### WHAT TO DO
In the data below, find each line containing the string "cette" and return it.

### Page transcription entries
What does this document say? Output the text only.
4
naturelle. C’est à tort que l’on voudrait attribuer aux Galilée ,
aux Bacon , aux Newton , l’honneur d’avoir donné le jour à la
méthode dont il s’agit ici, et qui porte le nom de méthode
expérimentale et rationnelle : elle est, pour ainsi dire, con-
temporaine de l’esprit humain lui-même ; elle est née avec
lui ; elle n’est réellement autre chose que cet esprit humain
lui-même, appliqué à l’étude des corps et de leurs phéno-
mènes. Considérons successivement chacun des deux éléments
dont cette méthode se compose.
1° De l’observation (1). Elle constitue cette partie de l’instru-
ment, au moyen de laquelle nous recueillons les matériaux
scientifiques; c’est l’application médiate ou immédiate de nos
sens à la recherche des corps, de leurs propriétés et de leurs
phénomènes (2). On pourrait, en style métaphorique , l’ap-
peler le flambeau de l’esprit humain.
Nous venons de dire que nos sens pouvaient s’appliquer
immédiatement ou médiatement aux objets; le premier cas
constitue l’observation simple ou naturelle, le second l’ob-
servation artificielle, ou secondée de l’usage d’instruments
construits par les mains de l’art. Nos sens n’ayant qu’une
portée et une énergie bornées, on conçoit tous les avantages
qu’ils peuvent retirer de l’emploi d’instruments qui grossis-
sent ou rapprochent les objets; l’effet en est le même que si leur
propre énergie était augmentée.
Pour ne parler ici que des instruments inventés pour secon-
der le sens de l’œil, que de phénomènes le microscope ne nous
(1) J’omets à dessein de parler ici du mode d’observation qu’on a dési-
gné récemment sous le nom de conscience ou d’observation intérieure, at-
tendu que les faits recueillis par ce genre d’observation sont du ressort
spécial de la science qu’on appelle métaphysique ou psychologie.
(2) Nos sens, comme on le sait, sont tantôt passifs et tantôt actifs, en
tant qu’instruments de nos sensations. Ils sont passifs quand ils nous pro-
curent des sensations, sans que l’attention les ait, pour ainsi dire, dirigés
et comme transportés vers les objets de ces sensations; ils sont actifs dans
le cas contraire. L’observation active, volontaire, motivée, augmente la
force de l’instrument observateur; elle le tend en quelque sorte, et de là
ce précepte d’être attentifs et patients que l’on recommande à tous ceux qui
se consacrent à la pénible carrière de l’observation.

### SOLUTION FOR THIS TASK
dont cette méthode se compose.
1° De l’observation (1). Elle constitue cette partie de l’instru-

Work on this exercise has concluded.